Problem statement: Your answer should be a single number: the count of lines in the material below that hold "been".

┄┄┄┄┄┄┄┄┄┄

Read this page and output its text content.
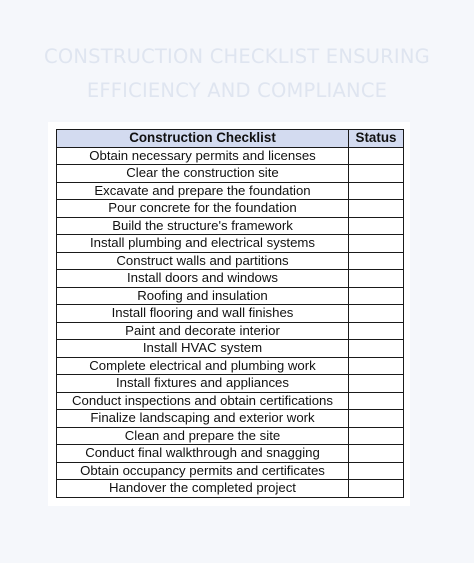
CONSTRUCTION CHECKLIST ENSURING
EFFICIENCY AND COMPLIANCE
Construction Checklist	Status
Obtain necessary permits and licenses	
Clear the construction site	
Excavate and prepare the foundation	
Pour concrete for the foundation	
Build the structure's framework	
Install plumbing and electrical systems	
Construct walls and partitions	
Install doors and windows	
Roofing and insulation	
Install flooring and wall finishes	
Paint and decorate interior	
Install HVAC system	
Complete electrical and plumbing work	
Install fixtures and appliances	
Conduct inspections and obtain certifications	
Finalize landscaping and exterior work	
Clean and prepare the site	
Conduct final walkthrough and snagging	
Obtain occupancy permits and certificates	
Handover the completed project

┄┄┄┄┄┄┄┄┄┄

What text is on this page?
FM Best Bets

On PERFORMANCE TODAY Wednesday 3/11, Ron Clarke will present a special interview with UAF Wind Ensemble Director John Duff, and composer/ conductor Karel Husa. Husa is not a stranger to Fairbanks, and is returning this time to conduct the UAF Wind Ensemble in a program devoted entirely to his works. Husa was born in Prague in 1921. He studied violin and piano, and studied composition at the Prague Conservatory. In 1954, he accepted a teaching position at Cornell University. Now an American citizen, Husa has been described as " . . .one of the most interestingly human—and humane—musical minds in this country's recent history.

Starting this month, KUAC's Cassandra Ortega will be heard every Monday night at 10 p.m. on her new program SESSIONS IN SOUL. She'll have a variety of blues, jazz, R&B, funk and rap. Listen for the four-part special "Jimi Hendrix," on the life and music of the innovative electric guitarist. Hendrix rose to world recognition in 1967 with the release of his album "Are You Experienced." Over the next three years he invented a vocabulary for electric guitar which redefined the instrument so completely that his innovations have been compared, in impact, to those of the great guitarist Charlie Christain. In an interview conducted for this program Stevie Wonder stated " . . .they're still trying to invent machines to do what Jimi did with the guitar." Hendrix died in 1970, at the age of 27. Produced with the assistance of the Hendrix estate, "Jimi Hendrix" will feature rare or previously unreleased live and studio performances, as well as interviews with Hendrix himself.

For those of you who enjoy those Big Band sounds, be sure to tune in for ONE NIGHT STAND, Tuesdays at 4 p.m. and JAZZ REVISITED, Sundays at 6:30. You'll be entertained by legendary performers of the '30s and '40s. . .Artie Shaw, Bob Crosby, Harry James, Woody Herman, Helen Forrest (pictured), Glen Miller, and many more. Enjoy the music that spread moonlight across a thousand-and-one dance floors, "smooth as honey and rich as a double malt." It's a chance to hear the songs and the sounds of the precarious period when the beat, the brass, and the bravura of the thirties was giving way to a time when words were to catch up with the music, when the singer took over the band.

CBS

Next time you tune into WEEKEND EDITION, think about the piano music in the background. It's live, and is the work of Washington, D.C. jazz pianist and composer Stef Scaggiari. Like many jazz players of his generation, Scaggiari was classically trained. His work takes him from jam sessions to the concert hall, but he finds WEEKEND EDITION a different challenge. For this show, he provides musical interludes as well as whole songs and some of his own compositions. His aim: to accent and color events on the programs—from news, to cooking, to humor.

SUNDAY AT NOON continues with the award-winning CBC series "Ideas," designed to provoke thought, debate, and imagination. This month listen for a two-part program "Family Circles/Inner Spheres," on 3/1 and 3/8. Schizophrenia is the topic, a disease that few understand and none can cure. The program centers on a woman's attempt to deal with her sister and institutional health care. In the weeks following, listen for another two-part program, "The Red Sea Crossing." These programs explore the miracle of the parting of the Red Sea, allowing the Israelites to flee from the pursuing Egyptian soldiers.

┄┄┄┄┄┄┄┄┄┄

Written response: 2